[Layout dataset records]
==========

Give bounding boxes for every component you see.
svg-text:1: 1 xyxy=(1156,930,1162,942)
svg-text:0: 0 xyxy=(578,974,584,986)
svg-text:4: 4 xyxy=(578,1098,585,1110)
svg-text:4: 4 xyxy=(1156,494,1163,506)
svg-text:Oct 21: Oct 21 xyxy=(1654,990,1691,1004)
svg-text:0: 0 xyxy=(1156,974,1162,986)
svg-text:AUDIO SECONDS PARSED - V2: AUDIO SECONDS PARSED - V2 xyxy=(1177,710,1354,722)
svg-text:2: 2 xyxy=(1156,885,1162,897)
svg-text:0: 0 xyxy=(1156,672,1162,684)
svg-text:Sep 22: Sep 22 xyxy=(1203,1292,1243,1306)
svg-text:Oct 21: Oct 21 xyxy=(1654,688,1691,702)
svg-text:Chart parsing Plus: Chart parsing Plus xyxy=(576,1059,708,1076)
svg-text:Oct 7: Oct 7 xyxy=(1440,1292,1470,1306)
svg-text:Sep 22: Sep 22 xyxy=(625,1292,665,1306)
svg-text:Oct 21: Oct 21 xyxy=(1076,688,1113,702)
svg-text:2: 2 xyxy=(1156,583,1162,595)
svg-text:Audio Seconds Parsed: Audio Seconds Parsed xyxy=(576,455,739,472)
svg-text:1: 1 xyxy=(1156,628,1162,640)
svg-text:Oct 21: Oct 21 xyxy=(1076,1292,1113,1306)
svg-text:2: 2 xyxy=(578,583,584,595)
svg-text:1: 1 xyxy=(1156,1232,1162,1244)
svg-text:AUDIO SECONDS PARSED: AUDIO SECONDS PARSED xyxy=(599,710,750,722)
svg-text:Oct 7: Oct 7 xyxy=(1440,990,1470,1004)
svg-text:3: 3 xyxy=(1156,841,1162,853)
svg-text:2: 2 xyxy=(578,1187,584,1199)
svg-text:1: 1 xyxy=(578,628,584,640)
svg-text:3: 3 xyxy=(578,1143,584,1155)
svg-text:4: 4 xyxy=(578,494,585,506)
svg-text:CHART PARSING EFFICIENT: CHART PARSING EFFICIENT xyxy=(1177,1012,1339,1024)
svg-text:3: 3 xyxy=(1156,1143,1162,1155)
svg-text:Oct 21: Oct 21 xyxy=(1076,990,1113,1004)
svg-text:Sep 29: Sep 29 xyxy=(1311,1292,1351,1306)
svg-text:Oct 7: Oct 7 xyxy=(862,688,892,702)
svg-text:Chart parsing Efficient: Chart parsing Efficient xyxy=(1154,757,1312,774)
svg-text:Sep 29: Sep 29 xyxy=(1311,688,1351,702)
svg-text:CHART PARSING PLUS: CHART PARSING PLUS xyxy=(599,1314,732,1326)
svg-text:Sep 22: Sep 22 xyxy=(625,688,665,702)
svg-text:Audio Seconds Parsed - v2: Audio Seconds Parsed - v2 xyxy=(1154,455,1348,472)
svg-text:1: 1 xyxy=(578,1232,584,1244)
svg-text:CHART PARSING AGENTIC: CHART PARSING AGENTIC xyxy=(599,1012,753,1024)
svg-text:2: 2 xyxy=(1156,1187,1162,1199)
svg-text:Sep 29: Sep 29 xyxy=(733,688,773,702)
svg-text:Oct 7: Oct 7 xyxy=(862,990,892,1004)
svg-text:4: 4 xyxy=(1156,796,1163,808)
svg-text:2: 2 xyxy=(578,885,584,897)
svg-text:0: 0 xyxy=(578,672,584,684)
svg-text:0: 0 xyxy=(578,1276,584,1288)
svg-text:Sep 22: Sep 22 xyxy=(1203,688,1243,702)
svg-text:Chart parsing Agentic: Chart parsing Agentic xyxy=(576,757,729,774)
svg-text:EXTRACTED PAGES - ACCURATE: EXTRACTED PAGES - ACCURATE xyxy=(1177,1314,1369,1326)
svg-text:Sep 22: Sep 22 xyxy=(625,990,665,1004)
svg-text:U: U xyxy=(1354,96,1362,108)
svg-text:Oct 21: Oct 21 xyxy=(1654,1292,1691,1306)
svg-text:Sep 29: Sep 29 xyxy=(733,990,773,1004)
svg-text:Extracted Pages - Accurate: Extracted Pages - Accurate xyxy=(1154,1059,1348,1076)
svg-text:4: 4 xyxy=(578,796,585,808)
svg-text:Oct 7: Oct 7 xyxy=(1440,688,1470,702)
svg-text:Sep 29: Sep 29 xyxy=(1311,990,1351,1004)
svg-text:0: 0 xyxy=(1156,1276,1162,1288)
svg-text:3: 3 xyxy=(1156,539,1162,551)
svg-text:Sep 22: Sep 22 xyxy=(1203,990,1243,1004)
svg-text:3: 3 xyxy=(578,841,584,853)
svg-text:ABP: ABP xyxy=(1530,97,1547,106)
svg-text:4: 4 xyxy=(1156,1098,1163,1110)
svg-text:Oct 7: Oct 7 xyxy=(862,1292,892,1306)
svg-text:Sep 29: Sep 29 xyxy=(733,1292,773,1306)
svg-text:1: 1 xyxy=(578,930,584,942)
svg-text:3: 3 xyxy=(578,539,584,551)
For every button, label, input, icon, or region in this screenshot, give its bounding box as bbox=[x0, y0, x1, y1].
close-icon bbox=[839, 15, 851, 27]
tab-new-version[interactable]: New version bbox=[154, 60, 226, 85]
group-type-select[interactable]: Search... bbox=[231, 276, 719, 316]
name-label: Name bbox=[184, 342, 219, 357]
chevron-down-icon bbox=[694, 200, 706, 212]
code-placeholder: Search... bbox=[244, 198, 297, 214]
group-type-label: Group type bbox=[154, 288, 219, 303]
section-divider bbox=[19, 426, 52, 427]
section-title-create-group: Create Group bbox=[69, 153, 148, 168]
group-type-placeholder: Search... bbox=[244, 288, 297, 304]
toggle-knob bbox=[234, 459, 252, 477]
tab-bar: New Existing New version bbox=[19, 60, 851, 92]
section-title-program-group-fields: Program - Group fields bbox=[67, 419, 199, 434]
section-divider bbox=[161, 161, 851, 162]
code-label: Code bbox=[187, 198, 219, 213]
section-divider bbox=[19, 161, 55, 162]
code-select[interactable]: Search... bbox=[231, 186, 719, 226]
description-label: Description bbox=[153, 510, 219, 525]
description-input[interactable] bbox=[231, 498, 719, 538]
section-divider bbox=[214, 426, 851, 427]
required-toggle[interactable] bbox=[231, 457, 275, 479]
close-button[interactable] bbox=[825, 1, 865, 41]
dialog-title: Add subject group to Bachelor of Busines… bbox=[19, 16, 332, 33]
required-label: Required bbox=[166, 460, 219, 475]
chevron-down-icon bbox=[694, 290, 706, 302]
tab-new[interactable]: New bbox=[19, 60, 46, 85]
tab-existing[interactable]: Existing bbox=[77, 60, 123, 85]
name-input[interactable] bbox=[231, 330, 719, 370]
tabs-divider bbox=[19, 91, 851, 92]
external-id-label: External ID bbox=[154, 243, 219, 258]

==========

REQUIRED WORK: Extract every line of the data above and reproduce each one unchanged, in the same order.

OUTPUT OF THE EXERCISE:
Give bounding boxes for every component you see.
svg-text:1: 1 xyxy=(1156,930,1162,942)
svg-text:0: 0 xyxy=(578,974,584,986)
svg-text:4: 4 xyxy=(578,1098,585,1110)
svg-text:4: 4 xyxy=(1156,494,1163,506)
svg-text:Oct 21: Oct 21 xyxy=(1654,990,1691,1004)
svg-text:0: 0 xyxy=(1156,974,1162,986)
svg-text:AUDIO SECONDS PARSED - V2: AUDIO SECONDS PARSED - V2 xyxy=(1177,710,1354,722)
svg-text:2: 2 xyxy=(1156,885,1162,897)
svg-text:0: 0 xyxy=(1156,672,1162,684)
svg-text:Sep 22: Sep 22 xyxy=(1203,1292,1243,1306)
svg-text:Oct 21: Oct 21 xyxy=(1654,688,1691,702)
svg-text:Chart parsing Plus: Chart parsing Plus xyxy=(576,1059,708,1076)
svg-text:Oct 7: Oct 7 xyxy=(1440,1292,1470,1306)
svg-text:Sep 22: Sep 22 xyxy=(625,1292,665,1306)
svg-text:Oct 21: Oct 21 xyxy=(1076,688,1113,702)
svg-text:2: 2 xyxy=(1156,583,1162,595)
svg-text:Audio Seconds Parsed: Audio Seconds Parsed xyxy=(576,455,739,472)
svg-text:1: 1 xyxy=(1156,628,1162,640)
svg-text:Oct 21: Oct 21 xyxy=(1076,1292,1113,1306)
svg-text:2: 2 xyxy=(578,583,584,595)
svg-text:1: 1 xyxy=(1156,1232,1162,1244)
svg-text:AUDIO SECONDS PARSED: AUDIO SECONDS PARSED xyxy=(599,710,750,722)
svg-text:Oct 7: Oct 7 xyxy=(1440,990,1470,1004)
svg-text:3: 3 xyxy=(1156,841,1162,853)
svg-text:2: 2 xyxy=(578,1187,584,1199)
svg-text:1: 1 xyxy=(578,628,584,640)
svg-text:3: 3 xyxy=(578,1143,584,1155)
svg-text:4: 4 xyxy=(578,494,585,506)
svg-text:CHART PARSING EFFICIENT: CHART PARSING EFFICIENT xyxy=(1177,1012,1339,1024)
svg-text:3: 3 xyxy=(1156,1143,1162,1155)
svg-text:Oct 21: Oct 21 xyxy=(1076,990,1113,1004)
svg-text:Sep 29: Sep 29 xyxy=(1311,1292,1351,1306)
svg-text:Oct 7: Oct 7 xyxy=(862,688,892,702)
svg-text:Chart parsing Efficient: Chart parsing Efficient xyxy=(1154,757,1312,774)
svg-text:Sep 29: Sep 29 xyxy=(1311,688,1351,702)
svg-text:CHART PARSING PLUS: CHART PARSING PLUS xyxy=(599,1314,732,1326)
svg-text:Sep 22: Sep 22 xyxy=(625,688,665,702)
svg-text:Audio Seconds Parsed - v2: Audio Seconds Parsed - v2 xyxy=(1154,455,1348,472)
svg-text:1: 1 xyxy=(578,1232,584,1244)
svg-text:CHART PARSING AGENTIC: CHART PARSING AGENTIC xyxy=(599,1012,753,1024)
svg-text:2: 2 xyxy=(1156,1187,1162,1199)
svg-text:Sep 29: Sep 29 xyxy=(733,688,773,702)
svg-text:Oct 7: Oct 7 xyxy=(862,990,892,1004)
svg-text:4: 4 xyxy=(1156,796,1163,808)
svg-text:2: 2 xyxy=(578,885,584,897)
svg-text:0: 0 xyxy=(578,672,584,684)
svg-text:0: 0 xyxy=(578,1276,584,1288)
svg-text:Sep 22: Sep 22 xyxy=(1203,688,1243,702)
svg-text:Chart parsing Agentic: Chart parsing Agentic xyxy=(576,757,729,774)
svg-text:EXTRACTED PAGES - ACCURATE: EXTRACTED PAGES - ACCURATE xyxy=(1177,1314,1369,1326)
svg-text:Sep 22: Sep 22 xyxy=(625,990,665,1004)
svg-text:U: U xyxy=(1354,96,1362,108)
svg-text:Oct 21: Oct 21 xyxy=(1654,1292,1691,1306)
svg-text:Sep 29: Sep 29 xyxy=(733,990,773,1004)
svg-text:Extracted Pages - Accurate: Extracted Pages - Accurate xyxy=(1154,1059,1348,1076)
svg-text:4: 4 xyxy=(578,796,585,808)
svg-text:Oct 7: Oct 7 xyxy=(1440,688,1470,702)
svg-text:Sep 29: Sep 29 xyxy=(1311,990,1351,1004)
svg-text:0: 0 xyxy=(1156,1276,1162,1288)
svg-text:3: 3 xyxy=(1156,539,1162,551)
svg-text:Sep 22: Sep 22 xyxy=(1203,990,1243,1004)
svg-text:3: 3 xyxy=(578,841,584,853)
svg-text:ABP: ABP xyxy=(1530,97,1547,106)
svg-text:4: 4 xyxy=(1156,1098,1163,1110)
svg-text:Oct 7: Oct 7 xyxy=(862,1292,892,1306)
svg-text:Sep 29: Sep 29 xyxy=(733,1292,773,1306)
svg-text:1: 1 xyxy=(578,930,584,942)
svg-text:3: 3 xyxy=(578,539,584,551)
For every button, label, input, icon, or region in this screenshot, give its bounding box as bbox=[x0, y0, x1, y1].
close-icon bbox=[839, 15, 851, 27]
tab-new-version[interactable]: New version bbox=[154, 60, 226, 85]
group-type-select[interactable]: Search... bbox=[231, 276, 719, 316]
name-label: Name bbox=[184, 342, 219, 357]
chevron-down-icon bbox=[694, 200, 706, 212]
code-placeholder: Search... bbox=[244, 198, 297, 214]
group-type-label: Group type bbox=[154, 288, 219, 303]
section-divider bbox=[19, 426, 52, 427]
section-title-create-group: Create Group bbox=[69, 153, 148, 168]
group-type-placeholder: Search... bbox=[244, 288, 297, 304]
toggle-knob bbox=[234, 459, 252, 477]
tab-bar: New Existing New version bbox=[19, 60, 851, 92]
section-title-program-group-fields: Program - Group fields bbox=[67, 419, 199, 434]
section-divider bbox=[161, 161, 851, 162]
code-label: Code bbox=[187, 198, 219, 213]
section-divider bbox=[19, 161, 55, 162]
code-select[interactable]: Search... bbox=[231, 186, 719, 226]
description-label: Description bbox=[153, 510, 219, 525]
description-input[interactable] bbox=[231, 498, 719, 538]
section-divider bbox=[214, 426, 851, 427]
required-toggle[interactable] bbox=[231, 457, 275, 479]
close-button[interactable] bbox=[825, 1, 865, 41]
dialog-title: Add subject group to Bachelor of Busines… bbox=[19, 16, 332, 33]
required-label: Required bbox=[166, 460, 219, 475]
chevron-down-icon bbox=[694, 290, 706, 302]
tab-new[interactable]: New bbox=[19, 60, 46, 85]
tab-existing[interactable]: Existing bbox=[77, 60, 123, 85]
name-input[interactable] bbox=[231, 330, 719, 370]
tabs-divider bbox=[19, 91, 851, 92]
external-id-label: External ID bbox=[154, 243, 219, 258]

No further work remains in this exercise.